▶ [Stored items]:
— begin —
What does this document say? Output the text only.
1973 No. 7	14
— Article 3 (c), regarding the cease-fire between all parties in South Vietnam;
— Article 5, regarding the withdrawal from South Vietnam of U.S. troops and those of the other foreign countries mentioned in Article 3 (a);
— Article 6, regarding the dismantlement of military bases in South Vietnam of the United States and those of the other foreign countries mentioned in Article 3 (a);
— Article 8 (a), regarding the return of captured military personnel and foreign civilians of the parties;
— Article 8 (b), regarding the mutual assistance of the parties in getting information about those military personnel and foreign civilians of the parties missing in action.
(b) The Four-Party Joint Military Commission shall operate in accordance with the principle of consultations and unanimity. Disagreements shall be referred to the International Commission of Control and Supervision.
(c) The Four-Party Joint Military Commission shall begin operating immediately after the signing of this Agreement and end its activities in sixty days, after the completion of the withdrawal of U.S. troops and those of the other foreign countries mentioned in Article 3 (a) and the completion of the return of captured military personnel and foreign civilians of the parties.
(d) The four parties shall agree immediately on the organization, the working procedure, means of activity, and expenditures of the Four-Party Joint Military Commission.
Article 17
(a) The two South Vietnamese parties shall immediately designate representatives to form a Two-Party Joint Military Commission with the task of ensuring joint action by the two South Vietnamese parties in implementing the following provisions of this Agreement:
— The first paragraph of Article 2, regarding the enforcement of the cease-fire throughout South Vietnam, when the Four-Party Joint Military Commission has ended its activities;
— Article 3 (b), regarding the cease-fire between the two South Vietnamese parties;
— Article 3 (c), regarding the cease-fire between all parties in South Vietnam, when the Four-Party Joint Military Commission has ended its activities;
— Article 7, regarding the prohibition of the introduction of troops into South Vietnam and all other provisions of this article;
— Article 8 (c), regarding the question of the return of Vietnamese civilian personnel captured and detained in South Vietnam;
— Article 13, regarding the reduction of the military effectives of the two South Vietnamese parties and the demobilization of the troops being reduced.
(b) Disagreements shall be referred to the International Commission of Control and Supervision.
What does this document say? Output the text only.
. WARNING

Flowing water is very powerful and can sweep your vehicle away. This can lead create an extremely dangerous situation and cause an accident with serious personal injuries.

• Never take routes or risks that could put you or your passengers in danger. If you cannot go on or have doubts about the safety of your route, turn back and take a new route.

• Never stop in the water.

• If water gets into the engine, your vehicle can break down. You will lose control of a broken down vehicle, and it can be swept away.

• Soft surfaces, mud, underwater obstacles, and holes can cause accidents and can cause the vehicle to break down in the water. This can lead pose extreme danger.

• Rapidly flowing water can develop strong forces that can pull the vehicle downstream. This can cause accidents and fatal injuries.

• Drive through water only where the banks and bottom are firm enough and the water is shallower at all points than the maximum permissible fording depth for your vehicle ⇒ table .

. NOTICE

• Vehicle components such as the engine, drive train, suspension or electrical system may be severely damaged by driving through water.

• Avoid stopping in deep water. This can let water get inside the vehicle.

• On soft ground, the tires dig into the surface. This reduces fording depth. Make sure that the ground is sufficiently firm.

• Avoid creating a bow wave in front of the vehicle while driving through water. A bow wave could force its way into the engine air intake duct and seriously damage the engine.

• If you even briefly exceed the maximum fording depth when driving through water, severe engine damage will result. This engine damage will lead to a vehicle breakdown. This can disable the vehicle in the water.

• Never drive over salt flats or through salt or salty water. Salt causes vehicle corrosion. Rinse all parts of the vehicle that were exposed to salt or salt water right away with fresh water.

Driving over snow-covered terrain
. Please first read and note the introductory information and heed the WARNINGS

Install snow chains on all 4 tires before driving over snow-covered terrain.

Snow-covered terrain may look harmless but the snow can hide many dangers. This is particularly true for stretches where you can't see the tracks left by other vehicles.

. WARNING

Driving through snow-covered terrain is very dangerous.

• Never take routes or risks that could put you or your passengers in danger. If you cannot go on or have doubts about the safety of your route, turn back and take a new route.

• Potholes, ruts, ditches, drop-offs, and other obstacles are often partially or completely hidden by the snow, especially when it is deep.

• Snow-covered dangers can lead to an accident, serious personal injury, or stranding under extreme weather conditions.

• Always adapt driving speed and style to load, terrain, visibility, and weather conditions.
— end —
▶ [DIRECTION]: Show each line of the listing that holds the string "water".

▶ [TASK RESULT]:
Flowing water is very powerful and can sweep your vehicle away. This can lead create an extremely dangerous situation and cause an accident with serious personal injuries.
• Never stop in the water.
• If water gets into the engine, your vehicle can break down. You will lose control of a broken down vehicle, and it can be swept away.
• Soft surfaces, mud, underwater obstacles, and holes can cause accidents and can cause the vehicle to break down in the water. This can lead pose extreme danger.
• Rapidly flowing water can develop strong forces that can pull the vehicle downstream. This can cause accidents and fatal injuries.
• Drive through water only where the banks and bottom are firm enough and the water is shallower at all points than the maximum permissible fording depth for your vehicle ⇒ table .
• Vehicle components such as the engine, drive train, suspension or electrical system may be severely damaged by driving through water.
• Avoid stopping in deep water. This can let water get inside the vehicle.
• Avoid creating a bow wave in front of the vehicle while driving through water. A bow wave could force its way into the engine air intake duct and seriously damage the engine.
• If you even briefly exceed the maximum fording depth when driving through water, severe engine damage will result. This engine damage will lead to a vehicle breakdown. This can disable the vehicle in the water.
• Never drive over salt flats or through salt or salty water. Salt causes vehicle corrosion. Rinse all parts of the vehicle that were exposed to salt or salt water right away with fresh water.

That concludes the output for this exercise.